___ DOCUMENT SEGMENT ___

# Group Surveys Feature Determination

## Preparation

### Import

In [None]:
import pandas as pd
import numpy as np
import scipy.stats as stats
import seaborn as sns
import matplotlib.pyplot as plt
from sklearn.preprocessing import StandardScaler, MinMaxScaler, RobustScaler, QuantileTransformer
from google.colab import drive
drive.mount('/content/drive')

Mounted at /content/drive


In [None]:
pd.set_option('display.max_columns', 100)
pd.set_option('display.max_rows', 1000)

## Function Definition

### Read and Concatenate Tables

In [None]:
def read_collapse_tables(whats_features, meetings_features, surveys_features, grades):

  df_whats= pd.read_csv(whats_features, index_col='id',delimiter=";", header=0, usecols=['id', 'group', 'messages_sent', 'messages_total', 'contribution_index', 'ego_art', 'ego_nudges', 'alter_art', 'alter_nudges',
                                                                    'sentiment_avg', 'emotionality_avg', 'complexity_avg', 'influence_message_avg', 'influence_total_in',
                                                                    'influence_message_avg_in', 'influence_total', 'contribution_index_oscillation', 'activity_entanglement',
                                                                    'ALTERNATIVE_REALITIES_Treehugger', 'ALTERNATIVE_REALITIES_Fatherlander', 'ALTERNATIVE_REALITIES_Spiritualism',
                                                                    'ALTERNATIVE_REALITIES_Nerd',  'EMOTIONS_Fear', 'EMOTIONS_Happy',
                                                                    'EMOTIONS_Sad', 'EMOTIONS_Anger', 'Groupflow_Beeflow', 'Groupflow_Leechflow',
                                                                    'Groupflow_Antflow'])

___

### BRIEF 1
Output the portion of the notebook excerpt starting with "## Preparation" and going on through "drive.mount('/content/drive')", copied word for word.
The notebook excerpt has no connection to the records that follow it.

___ LISTING ___

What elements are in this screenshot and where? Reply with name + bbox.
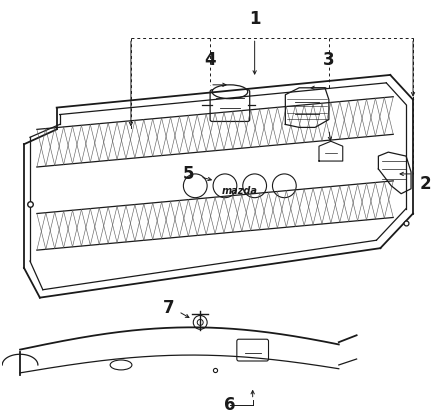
Text: 3: 3	[323, 51, 335, 69]
Ellipse shape	[212, 85, 248, 99]
Text: 5: 5	[183, 165, 194, 183]
Text: 6: 6	[224, 396, 236, 414]
FancyBboxPatch shape	[237, 339, 268, 361]
Text: 2: 2	[420, 175, 432, 193]
Text: mazda: mazda	[222, 186, 258, 196]
Text: 4: 4	[204, 51, 216, 69]
FancyBboxPatch shape	[210, 90, 250, 121]
Ellipse shape	[110, 360, 132, 370]
Text: 1: 1	[249, 10, 260, 27]
Text: 7: 7	[163, 299, 174, 317]
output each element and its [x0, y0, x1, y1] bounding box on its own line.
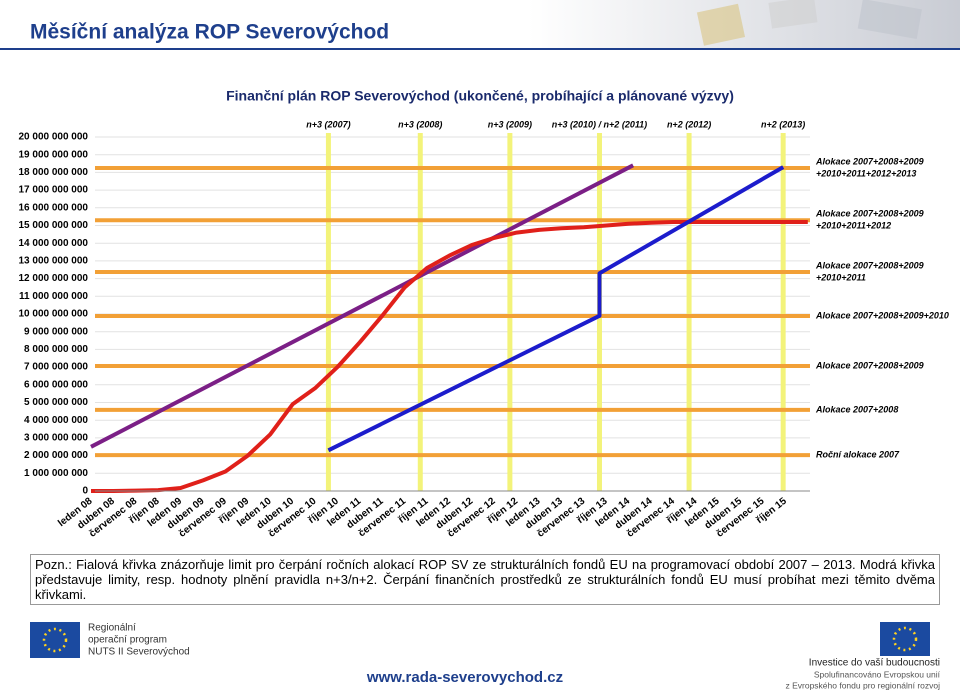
y-tick-label: 13 000 000 000: [18, 256, 88, 267]
footer-right-text: Investice do vaší budoucnosti: [809, 658, 940, 669]
chart-title: Finanční plán ROP Severovýchod (ukončené…: [226, 88, 734, 104]
deadline-label: n+3 (2008): [398, 119, 442, 129]
y-tick-label: 19 000 000 000: [18, 149, 88, 160]
series-line: [90, 163, 635, 449]
footer-right-text: z Evropského fondu pro regionální rozvoj: [785, 680, 940, 690]
series-line: [327, 165, 785, 453]
footer-left-text: Regionální: [88, 623, 136, 634]
y-tick-label: 7 000 000 000: [24, 362, 88, 373]
allocation-label: Alokace 2007+2008+2009: [815, 360, 924, 370]
footer-right-text: Spolufinancováno Evropskou unií: [814, 669, 941, 679]
deadline-label: n+3 (2009): [488, 119, 532, 129]
y-tick-label: 6 000 000 000: [24, 379, 88, 390]
footer-left-logo: [30, 622, 80, 658]
y-tick-label: 17 000 000 000: [18, 185, 88, 196]
y-tick-label: 15 000 000 000: [18, 220, 88, 231]
allocation-label: Alokace 2007+2008+2009: [815, 260, 924, 270]
footer-right-logo: [880, 622, 930, 656]
y-tick-label: 1 000 000 000: [24, 468, 88, 479]
y-tick-label: 3 000 000 000: [24, 433, 88, 444]
y-tick-label: 10 000 000 000: [18, 309, 88, 320]
y-tick-label: 16 000 000 000: [18, 202, 88, 213]
note: Pozn.: Fialová křivka znázorňuje limit p…: [30, 554, 940, 605]
header-decoration: [696, 0, 922, 46]
y-tick-label: 9 000 000 000: [24, 326, 88, 337]
allocation-label: Alokace 2007+2008+2009: [815, 156, 924, 166]
y-tick-label: 5 000 000 000: [24, 397, 88, 408]
footer-url[interactable]: www.rada-severovychod.cz: [366, 669, 563, 686]
allocation-label: Roční alokace 2007: [816, 449, 900, 459]
plot: 0 1 000 000 000 2 000 000 000 3 000 000 000…: [18, 119, 948, 539]
deadline-label: n+2 (2013): [761, 119, 805, 129]
allocation-label: +2010+2011+2012+2013: [816, 168, 916, 178]
y-tick-label: 0: [82, 486, 88, 497]
allocation-label: Alokace 2007+2008+2009+2010: [815, 310, 949, 320]
y-tick-label: 11 000 000 000: [19, 291, 88, 302]
footer-left-text: operační program: [88, 635, 167, 646]
allocation-label: +2010+2011+2012: [816, 221, 891, 231]
y-tick-label: 18 000 000 000: [18, 167, 88, 178]
allocation-label: Alokace 2007+2008+2009: [815, 209, 924, 219]
deadline-label: n+2 (2012): [667, 119, 711, 129]
deadline-label: n+3 (2007): [306, 119, 350, 129]
deadline-label: n+3 (2010) / n+2 (2011): [552, 119, 647, 129]
y-tick-label: 8 000 000 000: [24, 344, 88, 355]
footer-left-text: NUTS II Severovýchod: [88, 647, 190, 658]
allocation-label: Alokace 2007+2008: [815, 404, 898, 414]
y-tick-label: 14 000 000 000: [18, 238, 88, 249]
allocation-label: +2010+2011: [816, 272, 866, 282]
y-tick-label: 4 000 000 000: [24, 415, 88, 426]
page-title: Měsíční analýza ROP Severovýchod: [30, 21, 389, 44]
y-tick-label: 12 000 000 000: [18, 273, 88, 284]
y-tick-label: 2 000 000 000: [24, 450, 88, 461]
y-tick-label: 20 000 000 000: [18, 132, 88, 143]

___

### BRIEF 2
Express the lines of the records as a numbered list, starting with the line with "y-tick-label: 13 000" and going on through the line with "footer-right-logo: [880, 622, 930, 656]", with blank lines omitted.

### TASK RESPONSE 1
## Preparation

### Import

In [None]:
import pandas as pd
import numpy as np
import scipy.stats as stats
import seaborn as sns
import matplotlib.pyplot as plt
from sklearn.preprocessing import StandardScaler, MinMaxScaler, RobustScaler, QuantileTransformer
from google.colab import drive
drive.mount('/content/drive')

### TASK RESPONSE 2
1. y-tick-label: 13 000 000 000: [18, 256, 88, 267]
2. footer-right-text: Investice do vaší budoucnosti: [809, 658, 940, 669]
3. chart-title: Finanční plán ROP Severovýchod (ukončené…: [226, 88, 734, 104]
4. deadline-label: n+3 (2008): [398, 119, 442, 129]
5. y-tick-label: 19 000 000 000: [18, 149, 88, 160]
6. series-line: [90, 163, 635, 449]
7. footer-right-text: z Evropského fondu pro regionální rozvoj: [785, 680, 940, 690]
8. series-line: [327, 165, 785, 453]
9. footer-left-text: Regionální: [88, 623, 136, 634]
10. y-tick-label: 7 000 000 000: [24, 362, 88, 373]
11. allocation-label: Alokace 2007+2008+2009: [815, 360, 924, 370]
12. footer-right-text: Spolufinancováno Evropskou unií: [814, 669, 941, 679]
13. deadline-label: n+3 (2009): [488, 119, 532, 129]
14. y-tick-label: 6 000 000 000: [24, 379, 88, 390]
15. footer-left-logo: [30, 622, 80, 658]
16. y-tick-label: 17 000 000 000: [18, 185, 88, 196]
17. y-tick-label: 15 000 000 000: [18, 220, 88, 231]
18. allocation-label: Alokace 2007+2008+2009: [815, 260, 924, 270]
19. footer-right-logo: [880, 622, 930, 656]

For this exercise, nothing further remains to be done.